__STATED PROBLEM__
List each line of the data in which the string "median" appears.

__RECORDS FOR THE EXERCISE__
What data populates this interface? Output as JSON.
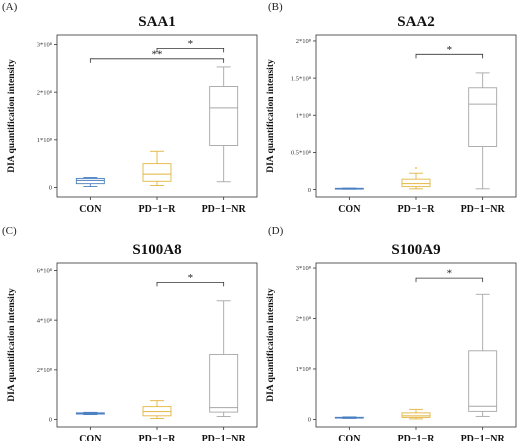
{
  "panels": [
    {
      "label": "(A)"
    },
    {
      "label": "(B)"
    },
    {
      "label": "(C)"
    },
    {
      "label": "(D)"
    }
  ],
  "chart_data": [
    {
      "type": "boxplot",
      "title": "SAA1",
      "ylabel": "DIA quantification intensity",
      "ylim": [
        -0.2,
        3.2
      ],
      "yticks": [
        {
          "v": 0,
          "label": "0"
        },
        {
          "v": 1,
          "label": "1*10⁸"
        },
        {
          "v": 2,
          "label": "2*10⁸"
        },
        {
          "v": 3,
          "label": "3*10⁸"
        }
      ],
      "categories": [
        "CON",
        "PD−1−R",
        "PD−1−NR"
      ],
      "colors": [
        "#4a7fc1",
        "#e2b53e",
        "#a6a6a6"
      ],
      "boxes": [
        {
          "min": 0.02,
          "q1": 0.08,
          "median": 0.15,
          "q3": 0.19,
          "max": 0.21
        },
        {
          "min": 0.04,
          "q1": 0.13,
          "median": 0.28,
          "q3": 0.5,
          "max": 0.76
        },
        {
          "min": 0.12,
          "q1": 0.88,
          "median": 1.67,
          "q3": 2.12,
          "max": 2.53
        }
      ],
      "outliers": [
        [],
        [],
        []
      ],
      "significance": [
        {
          "from": 1,
          "to": 2,
          "label": "*",
          "y": 2.92
        },
        {
          "from": 0,
          "to": 2,
          "label": "**",
          "y": 2.7
        }
      ]
    },
    {
      "type": "boxplot",
      "title": "SAA2",
      "ylabel": "DIA quantification intensity",
      "ylim": [
        -0.1,
        2.08
      ],
      "yticks": [
        {
          "v": 0,
          "label": "0"
        },
        {
          "v": 0.5,
          "label": "0.5*10⁸"
        },
        {
          "v": 1,
          "label": "1*10⁸"
        },
        {
          "v": 1.5,
          "label": "1.5*10⁸"
        },
        {
          "v": 2,
          "label": "2*10⁸"
        }
      ],
      "categories": [
        "CON",
        "PD−1−R",
        "PD−1−NR"
      ],
      "colors": [
        "#4a7fc1",
        "#e2b53e",
        "#a6a6a6"
      ],
      "boxes": [
        {
          "min": 0.005,
          "q1": 0.008,
          "median": 0.012,
          "q3": 0.017,
          "max": 0.02
        },
        {
          "min": 0.01,
          "q1": 0.04,
          "median": 0.08,
          "q3": 0.14,
          "max": 0.22
        },
        {
          "min": 0.01,
          "q1": 0.58,
          "median": 1.15,
          "q3": 1.37,
          "max": 1.57
        }
      ],
      "outliers": [
        [],
        [
          0.29
        ],
        []
      ],
      "significance": [
        {
          "from": 1,
          "to": 2,
          "label": "*",
          "y": 1.82
        }
      ]
    },
    {
      "type": "boxplot",
      "title": "S100A8",
      "ylabel": "DIA quantification intensity",
      "ylim": [
        -0.3,
        6.3
      ],
      "yticks": [
        {
          "v": 0,
          "label": "0"
        },
        {
          "v": 2,
          "label": "2*10⁸"
        },
        {
          "v": 4,
          "label": "4*10⁸"
        },
        {
          "v": 6,
          "label": "6*10⁸"
        }
      ],
      "categories": [
        "CON",
        "PD−1−R",
        "PD−1−NR"
      ],
      "colors": [
        "#4a7fc1",
        "#e2b53e",
        "#a6a6a6"
      ],
      "boxes": [
        {
          "min": 0.2,
          "q1": 0.22,
          "median": 0.25,
          "q3": 0.27,
          "max": 0.29
        },
        {
          "min": 0.04,
          "q1": 0.15,
          "median": 0.32,
          "q3": 0.52,
          "max": 0.76
        },
        {
          "min": 0.12,
          "q1": 0.3,
          "median": 0.48,
          "q3": 2.62,
          "max": 4.78
        }
      ],
      "outliers": [
        [],
        [],
        []
      ],
      "significance": [
        {
          "from": 1,
          "to": 2,
          "label": "*",
          "y": 5.52
        }
      ]
    },
    {
      "type": "boxplot",
      "title": "S100A9",
      "ylabel": "DIA quantification intensity",
      "ylim": [
        -0.15,
        3.1
      ],
      "yticks": [
        {
          "v": 0,
          "label": "0"
        },
        {
          "v": 1,
          "label": "1*10⁸"
        },
        {
          "v": 2,
          "label": "2*10⁸"
        },
        {
          "v": 3,
          "label": "3*10⁸"
        }
      ],
      "categories": [
        "CON",
        "PD−1−R",
        "PD−1−NR"
      ],
      "colors": [
        "#4a7fc1",
        "#e2b53e",
        "#a6a6a6"
      ],
      "boxes": [
        {
          "min": 0.02,
          "q1": 0.028,
          "median": 0.035,
          "q3": 0.042,
          "max": 0.05
        },
        {
          "min": 0.01,
          "q1": 0.04,
          "median": 0.07,
          "q3": 0.13,
          "max": 0.2
        },
        {
          "min": 0.06,
          "q1": 0.16,
          "median": 0.26,
          "q3": 1.36,
          "max": 2.48
        }
      ],
      "outliers": [
        [],
        [],
        []
      ],
      "significance": [
        {
          "from": 1,
          "to": 2,
          "label": "*",
          "y": 2.8
        }
      ]
    }
  ]
}
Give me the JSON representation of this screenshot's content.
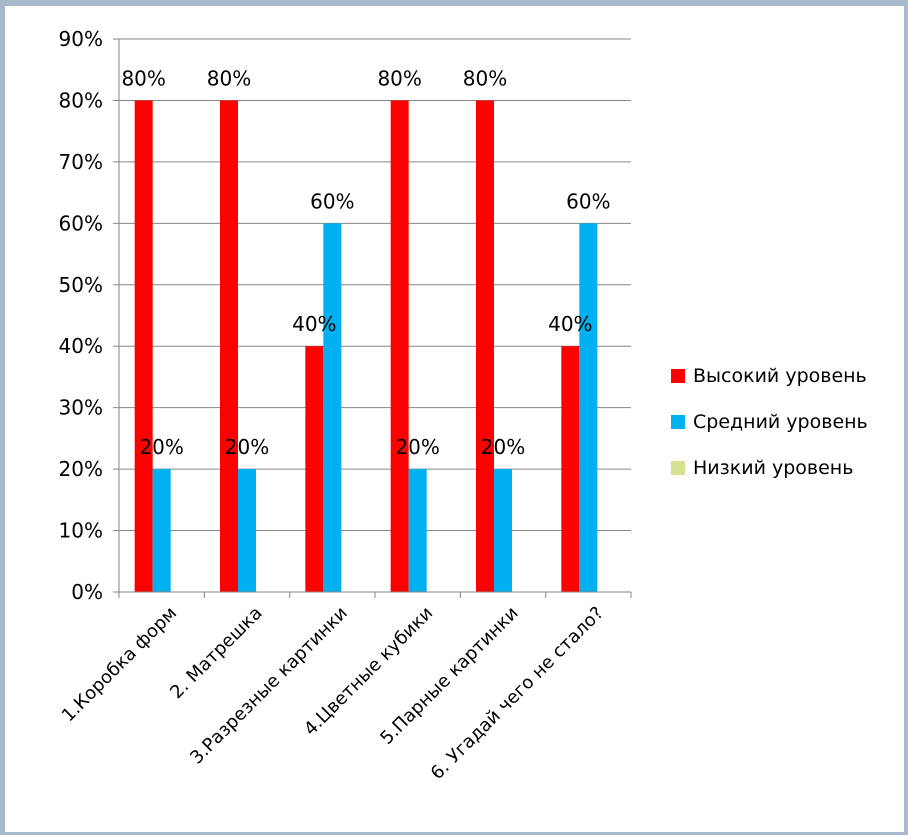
{
  "chart_data": {
    "type": "bar",
    "categories": [
      "1.Коробка форм",
      "2. Матрешка",
      "3.Разрезные картинки",
      "4.Цветные кубики",
      "5.Парные картинки",
      "6. Угадай чего не стало?"
    ],
    "series": [
      {
        "name": "Высокий уровень",
        "color": "#ff0000",
        "values": [
          80,
          80,
          40,
          80,
          80,
          40
        ]
      },
      {
        "name": "Средний уровень",
        "color": "#00b0f0",
        "values": [
          20,
          20,
          60,
          20,
          20,
          60
        ]
      },
      {
        "name": "Низкий уровень",
        "color": "#d7e08e",
        "values": [
          0,
          0,
          0,
          0,
          0,
          0
        ]
      }
    ],
    "data_labels": [
      [
        "80%",
        "80%",
        "40%",
        "80%",
        "80%",
        "40%"
      ],
      [
        "20%",
        "20%",
        "60%",
        "20%",
        "20%",
        "60%"
      ]
    ],
    "y_ticks": [
      "0%",
      "10%",
      "20%",
      "30%",
      "40%",
      "50%",
      "60%",
      "70%",
      "80%",
      "90%"
    ],
    "ylim": [
      0,
      90
    ],
    "grid": true,
    "legend": "right",
    "title": "",
    "xlabel": "",
    "ylabel": ""
  }
}
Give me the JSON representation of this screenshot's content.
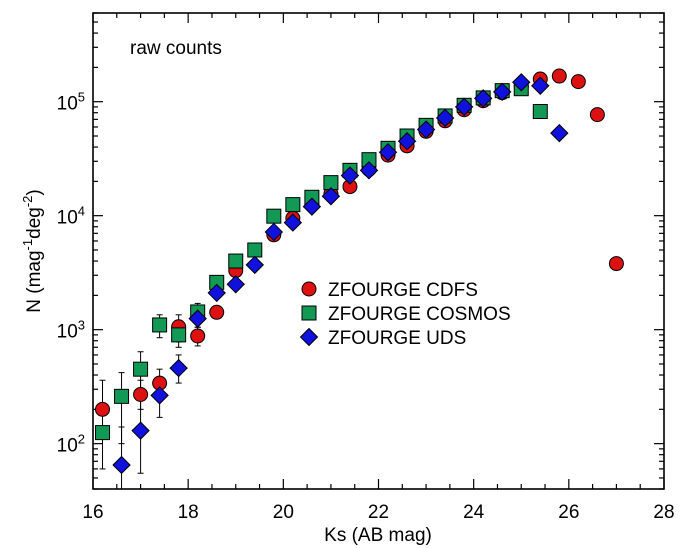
{
  "chart_data": {
    "type": "scatter",
    "annotation": "raw counts",
    "xlabel": "Ks (AB mag)",
    "ylabel_parts": [
      "N (mag",
      "-1",
      "deg",
      "-2",
      ")"
    ],
    "xlim": [
      16,
      28
    ],
    "ylim": [
      40,
      600000
    ],
    "yscale": "log",
    "x_ticks": [
      16,
      18,
      20,
      22,
      24,
      26,
      28
    ],
    "y_ticks": [
      {
        "value": 100,
        "base": "10",
        "exp": "2"
      },
      {
        "value": 1000,
        "base": "10",
        "exp": "3"
      },
      {
        "value": 10000,
        "base": "10",
        "exp": "4"
      },
      {
        "value": 100000,
        "base": "10",
        "exp": "5"
      }
    ],
    "legend_placement": "center-right",
    "series": [
      {
        "name": "ZFOURGE CDFS",
        "marker": "circle",
        "color": "#dd1111",
        "points": [
          {
            "x": 16.2,
            "y": 200,
            "lo": 110,
            "hi": 360
          },
          {
            "x": 17.0,
            "y": 270,
            "lo": 200,
            "hi": 360
          },
          {
            "x": 17.4,
            "y": 340,
            "lo": 260,
            "hi": 450
          },
          {
            "x": 17.8,
            "y": 1060,
            "lo": 780,
            "hi": 1350
          },
          {
            "x": 18.2,
            "y": 880,
            "lo": 720,
            "hi": 1050
          },
          {
            "x": 18.6,
            "y": 1420,
            "lo": 1250,
            "hi": 1600
          },
          {
            "x": 19.0,
            "y": 3300
          },
          {
            "x": 19.8,
            "y": 6800
          },
          {
            "x": 20.2,
            "y": 9500
          },
          {
            "x": 20.6,
            "y": 12500
          },
          {
            "x": 21.0,
            "y": 15500
          },
          {
            "x": 21.4,
            "y": 18000
          },
          {
            "x": 21.8,
            "y": 25500
          },
          {
            "x": 22.2,
            "y": 34000
          },
          {
            "x": 22.6,
            "y": 41000
          },
          {
            "x": 23.0,
            "y": 55000
          },
          {
            "x": 23.4,
            "y": 68000
          },
          {
            "x": 23.8,
            "y": 85000
          },
          {
            "x": 24.2,
            "y": 102000
          },
          {
            "x": 24.6,
            "y": 120000
          },
          {
            "x": 25.0,
            "y": 135000
          },
          {
            "x": 25.4,
            "y": 158000
          },
          {
            "x": 25.8,
            "y": 168000
          },
          {
            "x": 26.2,
            "y": 150000
          },
          {
            "x": 26.6,
            "y": 77000
          },
          {
            "x": 27.0,
            "y": 3800
          }
        ]
      },
      {
        "name": "ZFOURGE COSMOS",
        "marker": "square",
        "color": "#119955",
        "points": [
          {
            "x": 16.2,
            "y": 125,
            "lo": 60,
            "hi": 200
          },
          {
            "x": 16.6,
            "y": 260,
            "lo": 100,
            "hi": 420
          },
          {
            "x": 17.0,
            "y": 450,
            "lo": 300,
            "hi": 640
          },
          {
            "x": 17.4,
            "y": 1100,
            "lo": 850,
            "hi": 1350
          },
          {
            "x": 17.8,
            "y": 900,
            "lo": 700,
            "hi": 1150
          },
          {
            "x": 18.2,
            "y": 1430,
            "lo": 1200,
            "hi": 1700
          },
          {
            "x": 18.6,
            "y": 2600
          },
          {
            "x": 19.0,
            "y": 4000
          },
          {
            "x": 19.4,
            "y": 5000
          },
          {
            "x": 19.8,
            "y": 9900
          },
          {
            "x": 20.2,
            "y": 12500
          },
          {
            "x": 20.6,
            "y": 14500
          },
          {
            "x": 21.0,
            "y": 19500
          },
          {
            "x": 21.4,
            "y": 25000
          },
          {
            "x": 21.8,
            "y": 31000
          },
          {
            "x": 22.2,
            "y": 39000
          },
          {
            "x": 22.6,
            "y": 50000
          },
          {
            "x": 23.0,
            "y": 62000
          },
          {
            "x": 23.4,
            "y": 75000
          },
          {
            "x": 23.8,
            "y": 93000
          },
          {
            "x": 24.2,
            "y": 108000
          },
          {
            "x": 24.6,
            "y": 125000
          },
          {
            "x": 25.0,
            "y": 130000
          },
          {
            "x": 25.4,
            "y": 82000
          }
        ]
      },
      {
        "name": "ZFOURGE UDS",
        "marker": "diamond",
        "color": "#1111dd",
        "points": [
          {
            "x": 16.6,
            "y": 65,
            "lo": 40,
            "hi": 140
          },
          {
            "x": 17.0,
            "y": 130,
            "lo": 55,
            "hi": 300
          },
          {
            "x": 17.4,
            "y": 265,
            "lo": 170,
            "hi": 380
          },
          {
            "x": 17.8,
            "y": 460,
            "lo": 340,
            "hi": 600
          },
          {
            "x": 18.2,
            "y": 1250,
            "lo": 1050,
            "hi": 1450
          },
          {
            "x": 18.6,
            "y": 2100
          },
          {
            "x": 19.0,
            "y": 2500
          },
          {
            "x": 19.4,
            "y": 3700
          },
          {
            "x": 19.8,
            "y": 7200
          },
          {
            "x": 20.2,
            "y": 8700
          },
          {
            "x": 20.6,
            "y": 12000
          },
          {
            "x": 21.0,
            "y": 14800
          },
          {
            "x": 21.4,
            "y": 22500
          },
          {
            "x": 21.8,
            "y": 25000
          },
          {
            "x": 22.2,
            "y": 36000
          },
          {
            "x": 22.6,
            "y": 45000
          },
          {
            "x": 23.0,
            "y": 57000
          },
          {
            "x": 23.4,
            "y": 72000
          },
          {
            "x": 23.8,
            "y": 90000
          },
          {
            "x": 24.2,
            "y": 107000
          },
          {
            "x": 24.6,
            "y": 122000
          },
          {
            "x": 25.0,
            "y": 148000
          },
          {
            "x": 25.4,
            "y": 138000
          },
          {
            "x": 25.8,
            "y": 53000
          }
        ]
      }
    ]
  }
}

__WORKED SOLUTION__
          "median": 0.15,
          "median": 0.28,
          "median": 1.67,
          "median": 0.012,
          "median": 0.08,
          "median": 1.15,
          "median": 0.25,
          "median": 0.32,
          "median": 0.48,
          "median": 0.035,
          "median": 0.07,
          "median": 0.26,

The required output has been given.